| SHORT EXERCISE |
Copy each line in the data that includes the word "Ruth".
--- BEGIN ---
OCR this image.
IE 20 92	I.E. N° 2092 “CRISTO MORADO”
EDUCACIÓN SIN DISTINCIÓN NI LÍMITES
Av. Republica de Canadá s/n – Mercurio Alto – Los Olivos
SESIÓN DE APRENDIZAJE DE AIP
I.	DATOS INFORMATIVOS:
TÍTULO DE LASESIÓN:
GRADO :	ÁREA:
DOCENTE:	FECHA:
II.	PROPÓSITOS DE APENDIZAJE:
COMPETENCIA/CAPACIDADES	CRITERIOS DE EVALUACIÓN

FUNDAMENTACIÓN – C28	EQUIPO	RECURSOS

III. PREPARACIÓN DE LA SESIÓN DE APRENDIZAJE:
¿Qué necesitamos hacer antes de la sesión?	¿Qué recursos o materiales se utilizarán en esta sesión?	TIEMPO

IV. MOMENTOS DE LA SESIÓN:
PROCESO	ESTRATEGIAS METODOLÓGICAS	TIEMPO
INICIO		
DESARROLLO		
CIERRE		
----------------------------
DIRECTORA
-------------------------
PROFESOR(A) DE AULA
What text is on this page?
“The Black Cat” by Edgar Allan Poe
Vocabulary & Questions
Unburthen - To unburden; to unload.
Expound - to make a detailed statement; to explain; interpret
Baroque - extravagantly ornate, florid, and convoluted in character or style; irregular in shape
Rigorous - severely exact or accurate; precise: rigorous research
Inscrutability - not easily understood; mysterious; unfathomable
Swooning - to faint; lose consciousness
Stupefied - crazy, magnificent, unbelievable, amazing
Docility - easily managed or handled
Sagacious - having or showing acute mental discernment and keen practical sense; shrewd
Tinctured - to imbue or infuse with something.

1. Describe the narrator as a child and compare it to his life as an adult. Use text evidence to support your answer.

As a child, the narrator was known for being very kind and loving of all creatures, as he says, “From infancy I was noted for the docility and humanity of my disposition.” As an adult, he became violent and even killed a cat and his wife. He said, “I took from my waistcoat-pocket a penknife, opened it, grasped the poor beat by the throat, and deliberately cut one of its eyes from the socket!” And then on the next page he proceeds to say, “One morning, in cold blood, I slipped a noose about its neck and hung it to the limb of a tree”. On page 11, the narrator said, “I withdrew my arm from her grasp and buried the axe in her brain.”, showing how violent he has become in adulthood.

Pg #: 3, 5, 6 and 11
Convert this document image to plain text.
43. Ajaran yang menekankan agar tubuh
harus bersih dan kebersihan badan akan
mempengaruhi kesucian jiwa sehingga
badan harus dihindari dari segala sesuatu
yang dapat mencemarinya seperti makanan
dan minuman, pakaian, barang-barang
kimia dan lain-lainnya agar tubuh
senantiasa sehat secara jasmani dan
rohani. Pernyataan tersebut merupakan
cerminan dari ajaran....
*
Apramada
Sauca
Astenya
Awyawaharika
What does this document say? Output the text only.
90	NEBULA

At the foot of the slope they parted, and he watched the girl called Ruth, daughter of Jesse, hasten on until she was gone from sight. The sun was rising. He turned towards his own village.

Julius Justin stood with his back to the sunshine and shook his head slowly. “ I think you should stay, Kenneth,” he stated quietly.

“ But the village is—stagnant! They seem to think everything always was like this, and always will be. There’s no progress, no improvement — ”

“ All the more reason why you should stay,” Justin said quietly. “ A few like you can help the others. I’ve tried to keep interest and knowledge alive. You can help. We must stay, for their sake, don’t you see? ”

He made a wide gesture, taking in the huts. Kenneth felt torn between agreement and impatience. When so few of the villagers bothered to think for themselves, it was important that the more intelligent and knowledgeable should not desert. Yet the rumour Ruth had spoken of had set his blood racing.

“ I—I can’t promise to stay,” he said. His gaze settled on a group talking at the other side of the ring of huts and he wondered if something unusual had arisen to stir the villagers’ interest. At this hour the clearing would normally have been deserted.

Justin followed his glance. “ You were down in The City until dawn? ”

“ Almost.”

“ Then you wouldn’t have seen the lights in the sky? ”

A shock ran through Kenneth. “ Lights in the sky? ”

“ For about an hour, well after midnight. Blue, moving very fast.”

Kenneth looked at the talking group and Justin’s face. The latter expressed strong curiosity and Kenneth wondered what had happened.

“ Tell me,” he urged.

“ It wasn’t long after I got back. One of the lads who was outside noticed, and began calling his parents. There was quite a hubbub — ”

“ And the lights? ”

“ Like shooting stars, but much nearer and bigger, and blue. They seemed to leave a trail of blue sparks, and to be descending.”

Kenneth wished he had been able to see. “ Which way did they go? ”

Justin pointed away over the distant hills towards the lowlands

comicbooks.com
--- END ---
| WRITTEN RESPONSE |
At the foot of the slope they parted, and he watched the girl called Ruth, daughter of Jesse, hasten on until she was gone from sight. The sun was rising. He turned towards his own village.
He made a wide gesture, taking in the huts. Kenneth felt torn between agreement and impatience. When so few of the villagers bothered to think for themselves, it was important that the more intelligent and knowledgeable should not desert. Yet the rumour Ruth had spoken of had set his blood racing.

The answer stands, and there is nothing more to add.